- [WHAT TO PRODUCE]
Begin at the line that holds "What text is on this page?" and copy each line exactly until the data below ends, including that last line but no pictures.

Stored records
------------------------------------------------------------

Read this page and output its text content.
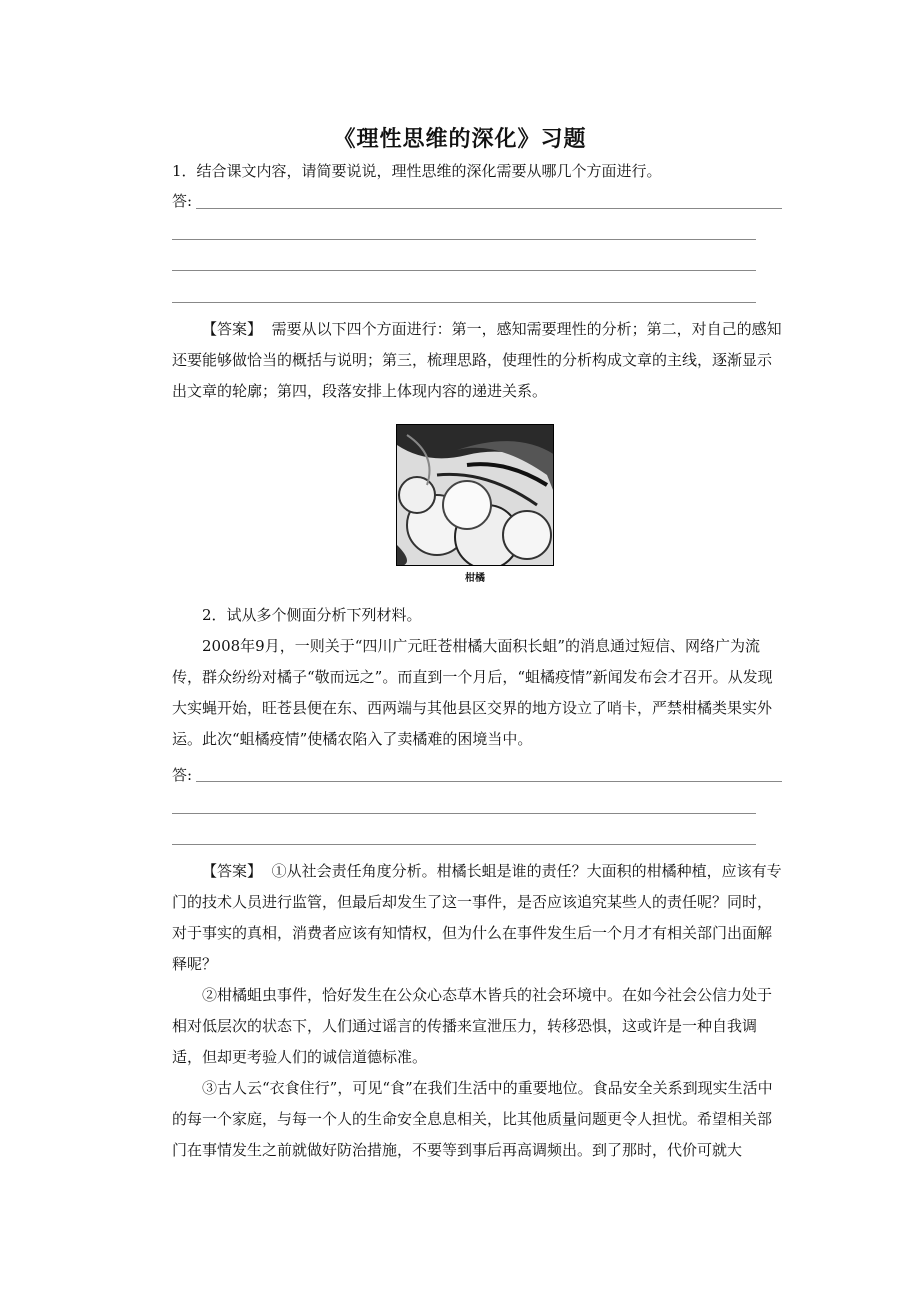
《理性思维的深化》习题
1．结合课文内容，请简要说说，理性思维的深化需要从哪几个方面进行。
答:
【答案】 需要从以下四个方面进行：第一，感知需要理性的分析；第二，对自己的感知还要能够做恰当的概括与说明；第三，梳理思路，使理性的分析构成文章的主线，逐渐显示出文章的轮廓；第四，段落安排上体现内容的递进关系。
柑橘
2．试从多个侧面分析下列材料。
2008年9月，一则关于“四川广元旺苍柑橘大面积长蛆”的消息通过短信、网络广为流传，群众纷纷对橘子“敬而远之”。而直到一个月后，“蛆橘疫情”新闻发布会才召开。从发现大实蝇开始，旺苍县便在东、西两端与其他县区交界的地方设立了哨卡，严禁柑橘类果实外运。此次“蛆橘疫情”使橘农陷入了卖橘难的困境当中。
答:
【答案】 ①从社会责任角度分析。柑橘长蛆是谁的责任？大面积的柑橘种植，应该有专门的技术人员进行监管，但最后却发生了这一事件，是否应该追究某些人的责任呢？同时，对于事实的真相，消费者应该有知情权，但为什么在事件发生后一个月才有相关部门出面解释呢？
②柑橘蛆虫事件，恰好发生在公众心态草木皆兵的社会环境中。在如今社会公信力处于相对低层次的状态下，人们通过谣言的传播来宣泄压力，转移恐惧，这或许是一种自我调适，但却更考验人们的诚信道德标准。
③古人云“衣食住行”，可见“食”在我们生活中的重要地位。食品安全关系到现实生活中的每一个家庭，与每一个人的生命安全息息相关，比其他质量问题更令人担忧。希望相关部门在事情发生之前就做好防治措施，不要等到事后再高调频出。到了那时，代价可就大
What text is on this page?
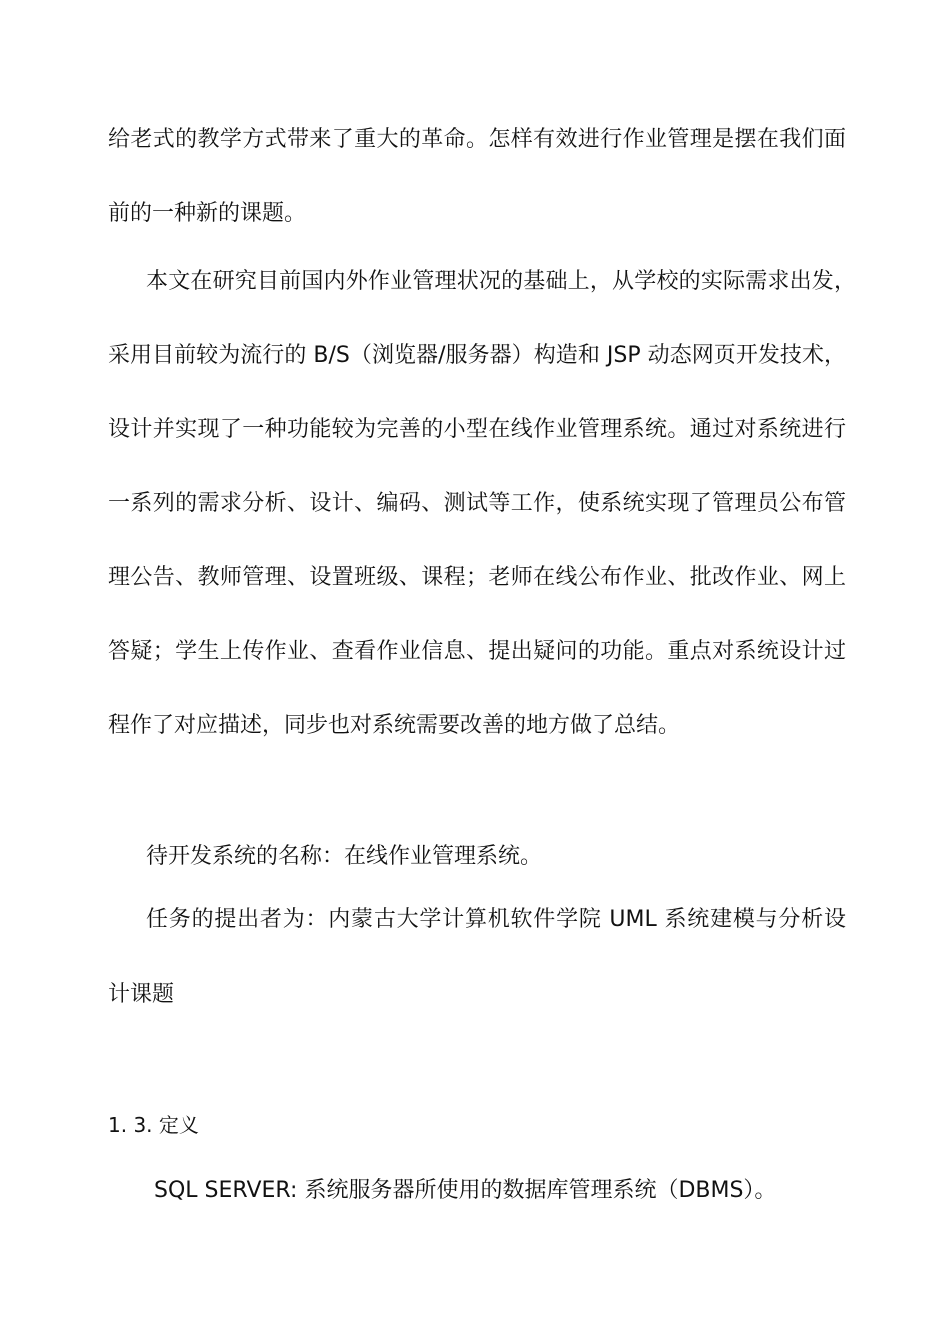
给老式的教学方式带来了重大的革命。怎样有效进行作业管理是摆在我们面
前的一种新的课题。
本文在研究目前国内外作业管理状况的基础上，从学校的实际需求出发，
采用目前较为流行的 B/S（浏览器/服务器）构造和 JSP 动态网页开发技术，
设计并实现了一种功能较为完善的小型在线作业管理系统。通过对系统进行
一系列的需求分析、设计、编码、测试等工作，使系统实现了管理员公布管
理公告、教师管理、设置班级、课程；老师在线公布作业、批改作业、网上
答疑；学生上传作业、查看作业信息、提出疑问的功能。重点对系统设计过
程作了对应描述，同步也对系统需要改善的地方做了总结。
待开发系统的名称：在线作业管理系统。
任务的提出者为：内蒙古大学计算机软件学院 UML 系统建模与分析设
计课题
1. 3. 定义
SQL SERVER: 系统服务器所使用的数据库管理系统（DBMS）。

------------------------------------------------------------

- [CORRECT OUTPUT]
What text is on this page?
给老式的教学方式带来了重大的革命。怎样有效进行作业管理是摆在我们面
前的一种新的课题。
本文在研究目前国内外作业管理状况的基础上，从学校的实际需求出发，
采用目前较为流行的 B/S（浏览器/服务器）构造和 JSP 动态网页开发技术，
设计并实现了一种功能较为完善的小型在线作业管理系统。通过对系统进行
一系列的需求分析、设计、编码、测试等工作，使系统实现了管理员公布管
理公告、教师管理、设置班级、课程；老师在线公布作业、批改作业、网上
答疑；学生上传作业、查看作业信息、提出疑问的功能。重点对系统设计过
程作了对应描述，同步也对系统需要改善的地方做了总结。
待开发系统的名称：在线作业管理系统。
任务的提出者为：内蒙古大学计算机软件学院 UML 系统建模与分析设
计课题
1. 3. 定义
SQL SERVER: 系统服务器所使用的数据库管理系统（DBMS）。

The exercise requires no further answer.